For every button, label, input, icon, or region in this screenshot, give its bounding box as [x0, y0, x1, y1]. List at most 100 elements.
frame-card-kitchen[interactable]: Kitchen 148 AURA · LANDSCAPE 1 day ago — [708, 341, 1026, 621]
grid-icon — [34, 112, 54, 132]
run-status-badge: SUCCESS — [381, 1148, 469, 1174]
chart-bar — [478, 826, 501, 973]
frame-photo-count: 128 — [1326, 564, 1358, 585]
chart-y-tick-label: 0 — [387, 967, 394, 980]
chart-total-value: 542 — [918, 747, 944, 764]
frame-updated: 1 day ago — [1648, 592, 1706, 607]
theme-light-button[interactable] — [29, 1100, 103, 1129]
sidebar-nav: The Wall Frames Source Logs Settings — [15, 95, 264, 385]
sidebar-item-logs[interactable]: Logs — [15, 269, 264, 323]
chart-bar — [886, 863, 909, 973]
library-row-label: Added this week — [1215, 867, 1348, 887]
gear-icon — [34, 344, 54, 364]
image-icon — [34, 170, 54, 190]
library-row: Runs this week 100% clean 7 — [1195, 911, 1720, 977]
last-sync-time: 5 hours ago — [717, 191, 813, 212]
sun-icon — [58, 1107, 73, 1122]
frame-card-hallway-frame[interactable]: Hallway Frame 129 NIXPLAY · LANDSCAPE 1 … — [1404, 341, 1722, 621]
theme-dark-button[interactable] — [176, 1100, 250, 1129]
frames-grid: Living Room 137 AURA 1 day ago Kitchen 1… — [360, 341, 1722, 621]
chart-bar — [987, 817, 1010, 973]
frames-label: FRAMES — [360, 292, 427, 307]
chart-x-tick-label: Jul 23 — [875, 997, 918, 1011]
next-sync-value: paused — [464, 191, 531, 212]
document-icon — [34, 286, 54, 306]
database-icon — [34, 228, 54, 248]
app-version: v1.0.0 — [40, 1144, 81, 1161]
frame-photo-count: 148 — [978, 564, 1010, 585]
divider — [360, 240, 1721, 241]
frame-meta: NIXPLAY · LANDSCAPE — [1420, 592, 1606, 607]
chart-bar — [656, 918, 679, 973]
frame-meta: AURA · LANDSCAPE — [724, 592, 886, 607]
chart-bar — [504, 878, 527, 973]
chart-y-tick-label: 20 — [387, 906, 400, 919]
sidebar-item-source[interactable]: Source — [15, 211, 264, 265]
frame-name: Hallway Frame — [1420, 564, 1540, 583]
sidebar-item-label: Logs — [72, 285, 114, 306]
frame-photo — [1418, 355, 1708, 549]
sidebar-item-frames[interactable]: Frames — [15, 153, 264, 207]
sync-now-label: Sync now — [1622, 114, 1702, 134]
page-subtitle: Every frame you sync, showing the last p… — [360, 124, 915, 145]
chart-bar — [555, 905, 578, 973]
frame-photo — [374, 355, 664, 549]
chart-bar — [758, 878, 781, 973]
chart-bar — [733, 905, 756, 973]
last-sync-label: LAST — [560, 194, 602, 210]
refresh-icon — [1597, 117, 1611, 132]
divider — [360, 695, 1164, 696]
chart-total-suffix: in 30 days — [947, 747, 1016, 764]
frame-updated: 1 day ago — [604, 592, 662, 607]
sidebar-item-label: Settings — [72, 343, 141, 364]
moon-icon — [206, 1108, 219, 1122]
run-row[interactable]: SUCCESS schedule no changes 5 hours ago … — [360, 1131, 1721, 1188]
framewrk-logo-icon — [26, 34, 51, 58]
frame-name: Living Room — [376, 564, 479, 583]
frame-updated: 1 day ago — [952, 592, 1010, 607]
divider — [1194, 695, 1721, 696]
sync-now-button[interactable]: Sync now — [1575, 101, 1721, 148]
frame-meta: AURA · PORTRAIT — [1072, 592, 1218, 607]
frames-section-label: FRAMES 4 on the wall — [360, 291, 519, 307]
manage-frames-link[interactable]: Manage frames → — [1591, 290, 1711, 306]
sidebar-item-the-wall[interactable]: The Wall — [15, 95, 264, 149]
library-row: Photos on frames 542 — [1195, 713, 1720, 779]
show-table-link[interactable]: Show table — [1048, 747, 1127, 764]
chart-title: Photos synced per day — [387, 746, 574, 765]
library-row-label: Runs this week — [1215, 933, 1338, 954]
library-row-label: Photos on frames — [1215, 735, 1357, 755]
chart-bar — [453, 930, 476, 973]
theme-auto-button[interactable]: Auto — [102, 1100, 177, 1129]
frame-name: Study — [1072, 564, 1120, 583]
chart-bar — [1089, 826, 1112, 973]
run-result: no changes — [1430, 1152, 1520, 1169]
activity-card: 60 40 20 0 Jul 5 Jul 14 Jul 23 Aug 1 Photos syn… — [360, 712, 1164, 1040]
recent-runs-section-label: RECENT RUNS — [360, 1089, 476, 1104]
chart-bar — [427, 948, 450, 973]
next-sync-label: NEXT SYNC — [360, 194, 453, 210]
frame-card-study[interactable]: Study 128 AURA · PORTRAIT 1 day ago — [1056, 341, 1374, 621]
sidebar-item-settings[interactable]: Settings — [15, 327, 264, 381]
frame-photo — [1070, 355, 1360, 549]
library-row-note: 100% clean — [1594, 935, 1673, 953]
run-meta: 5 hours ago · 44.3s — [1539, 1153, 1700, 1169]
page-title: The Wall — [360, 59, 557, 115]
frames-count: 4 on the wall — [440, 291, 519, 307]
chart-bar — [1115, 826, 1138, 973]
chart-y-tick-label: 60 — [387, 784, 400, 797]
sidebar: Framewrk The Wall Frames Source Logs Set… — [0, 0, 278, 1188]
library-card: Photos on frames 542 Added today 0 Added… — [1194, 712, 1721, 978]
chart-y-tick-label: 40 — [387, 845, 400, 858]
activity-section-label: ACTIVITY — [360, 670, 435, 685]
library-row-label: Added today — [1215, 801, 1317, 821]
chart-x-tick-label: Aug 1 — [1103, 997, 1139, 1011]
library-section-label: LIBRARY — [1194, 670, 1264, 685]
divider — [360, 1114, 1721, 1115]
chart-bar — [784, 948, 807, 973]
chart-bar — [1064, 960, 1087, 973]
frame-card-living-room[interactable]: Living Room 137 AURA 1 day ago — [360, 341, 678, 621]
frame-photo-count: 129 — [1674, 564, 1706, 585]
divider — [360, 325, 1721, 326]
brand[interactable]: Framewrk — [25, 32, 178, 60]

++++++++

- _What you have to do_:
Repeat these lines word for word.

- _Solution to this problem_:
For every button, label, input, icon, or region in this screenshot, give its bounding box as [x0, y0, x1, y1]. List at most 100 elements.
frame-card-kitchen[interactable]: Kitchen 148 AURA · LANDSCAPE 1 day ago — [708, 341, 1026, 621]
grid-icon — [34, 112, 54, 132]
run-status-badge: SUCCESS — [381, 1148, 469, 1174]
chart-bar — [478, 826, 501, 973]
frame-photo-count: 128 — [1326, 564, 1358, 585]
chart-y-tick-label: 0 — [387, 967, 394, 980]
chart-total-value: 542 — [918, 747, 944, 764]
frame-updated: 1 day ago — [1648, 592, 1706, 607]
theme-light-button[interactable] — [29, 1100, 103, 1129]
sidebar-nav: The Wall Frames Source Logs Settings — [15, 95, 264, 385]
sidebar-item-logs[interactable]: Logs — [15, 269, 264, 323]
chart-bar — [886, 863, 909, 973]
library-row-label: Added this week — [1215, 867, 1348, 887]
gear-icon — [34, 344, 54, 364]
image-icon — [34, 170, 54, 190]
library-row: Runs this week 100% clean 7 — [1195, 911, 1720, 977]
last-sync-time: 5 hours ago — [717, 191, 813, 212]
sun-icon — [58, 1107, 73, 1122]
frame-card-hallway-frame[interactable]: Hallway Frame 129 NIXPLAY · LANDSCAPE 1 … — [1404, 341, 1722, 621]
theme-dark-button[interactable] — [176, 1100, 250, 1129]
frames-grid: Living Room 137 AURA 1 day ago Kitchen 1… — [360, 341, 1722, 621]
chart-bar — [987, 817, 1010, 973]
frames-label: FRAMES — [360, 292, 427, 307]
chart-x-tick-label: Jul 23 — [875, 997, 918, 1011]
next-sync-value: paused — [464, 191, 531, 212]
document-icon — [34, 286, 54, 306]
database-icon — [34, 228, 54, 248]
app-version: v1.0.0 — [40, 1144, 81, 1161]
frame-photo-count: 148 — [978, 564, 1010, 585]
divider — [360, 240, 1721, 241]
frame-meta: NIXPLAY · LANDSCAPE — [1420, 592, 1606, 607]
chart-bar — [656, 918, 679, 973]
frame-meta: AURA · LANDSCAPE — [724, 592, 886, 607]
chart-bar — [504, 878, 527, 973]
chart-y-tick-label: 20 — [387, 906, 400, 919]
sidebar-item-source[interactable]: Source — [15, 211, 264, 265]
frame-name: Hallway Frame — [1420, 564, 1540, 583]
sidebar-item-label: Logs — [72, 285, 114, 306]
frame-photo — [1418, 355, 1708, 549]
sidebar-item-frames[interactable]: Frames — [15, 153, 264, 207]
sync-now-label: Sync now — [1622, 114, 1702, 134]
page-subtitle: Every frame you sync, showing the last p… — [360, 124, 915, 145]
chart-bar — [555, 905, 578, 973]
frame-photo — [374, 355, 664, 549]
chart-bar — [758, 878, 781, 973]
chart-bar — [733, 905, 756, 973]
last-sync-label: LAST — [560, 194, 602, 210]
refresh-icon — [1597, 117, 1611, 132]
divider — [360, 695, 1164, 696]
chart-total-suffix: in 30 days — [947, 747, 1016, 764]
frame-updated: 1 day ago — [604, 592, 662, 607]
sidebar-item-label: Settings — [72, 343, 141, 364]
moon-icon — [206, 1108, 219, 1122]
run-row[interactable]: SUCCESS schedule no changes 5 hours ago … — [360, 1131, 1721, 1188]
framewrk-logo-icon — [26, 34, 51, 58]
frame-name: Living Room — [376, 564, 479, 583]
frame-updated: 1 day ago — [952, 592, 1010, 607]
divider — [1194, 695, 1721, 696]
sync-now-button[interactable]: Sync now — [1575, 101, 1721, 148]
frame-meta: AURA · PORTRAIT — [1072, 592, 1218, 607]
frames-section-label: FRAMES 4 on the wall — [360, 291, 519, 307]
manage-frames-link[interactable]: Manage frames → — [1591, 290, 1711, 306]
sidebar-item-the-wall[interactable]: The Wall — [15, 95, 264, 149]
library-row: Photos on frames 542 — [1195, 713, 1720, 779]
show-table-link[interactable]: Show table — [1048, 747, 1127, 764]
chart-title: Photos synced per day — [387, 746, 574, 765]
library-row-label: Runs this week — [1215, 933, 1338, 954]
library-row-label: Photos on frames — [1215, 735, 1357, 755]
chart-bar — [453, 930, 476, 973]
theme-auto-button[interactable]: Auto — [102, 1100, 177, 1129]
frame-name: Study — [1072, 564, 1120, 583]
chart-bar — [1089, 826, 1112, 973]
run-result: no changes — [1430, 1152, 1520, 1169]
activity-card: 60 40 20 0 Jul 5 Jul 14 Jul 23 Aug 1 Photos syn… — [360, 712, 1164, 1040]
recent-runs-section-label: RECENT RUNS — [360, 1089, 476, 1104]
chart-bar — [427, 948, 450, 973]
next-sync-label: NEXT SYNC — [360, 194, 453, 210]
frame-card-study[interactable]: Study 128 AURA · PORTRAIT 1 day ago — [1056, 341, 1374, 621]
sidebar-item-settings[interactable]: Settings — [15, 327, 264, 381]
frame-photo — [1070, 355, 1360, 549]
library-row-note: 100% clean — [1594, 935, 1673, 953]
run-meta: 5 hours ago · 44.3s — [1539, 1153, 1700, 1169]
page-title: The Wall — [360, 59, 557, 115]
frames-count: 4 on the wall — [440, 291, 519, 307]
chart-bar — [1115, 826, 1138, 973]
chart-y-tick-label: 60 — [387, 784, 400, 797]
sidebar: Framewrk The Wall Frames Source Logs Set… — [0, 0, 278, 1188]
library-card: Photos on frames 542 Added today 0 Added… — [1194, 712, 1721, 978]
chart-y-tick-label: 40 — [387, 845, 400, 858]
activity-section-label: ACTIVITY — [360, 670, 435, 685]
library-row-label: Added today — [1215, 801, 1317, 821]
chart-x-tick-label: Aug 1 — [1103, 997, 1139, 1011]
library-section-label: LIBRARY — [1194, 670, 1264, 685]
divider — [360, 1114, 1721, 1115]
chart-bar — [784, 948, 807, 973]
chart-bar — [1064, 960, 1087, 973]
frame-card-living-room[interactable]: Living Room 137 AURA 1 day ago — [360, 341, 678, 621]
frame-photo-count: 129 — [1674, 564, 1706, 585]
divider — [360, 325, 1721, 326]
brand[interactable]: Framewrk — [25, 32, 178, 60]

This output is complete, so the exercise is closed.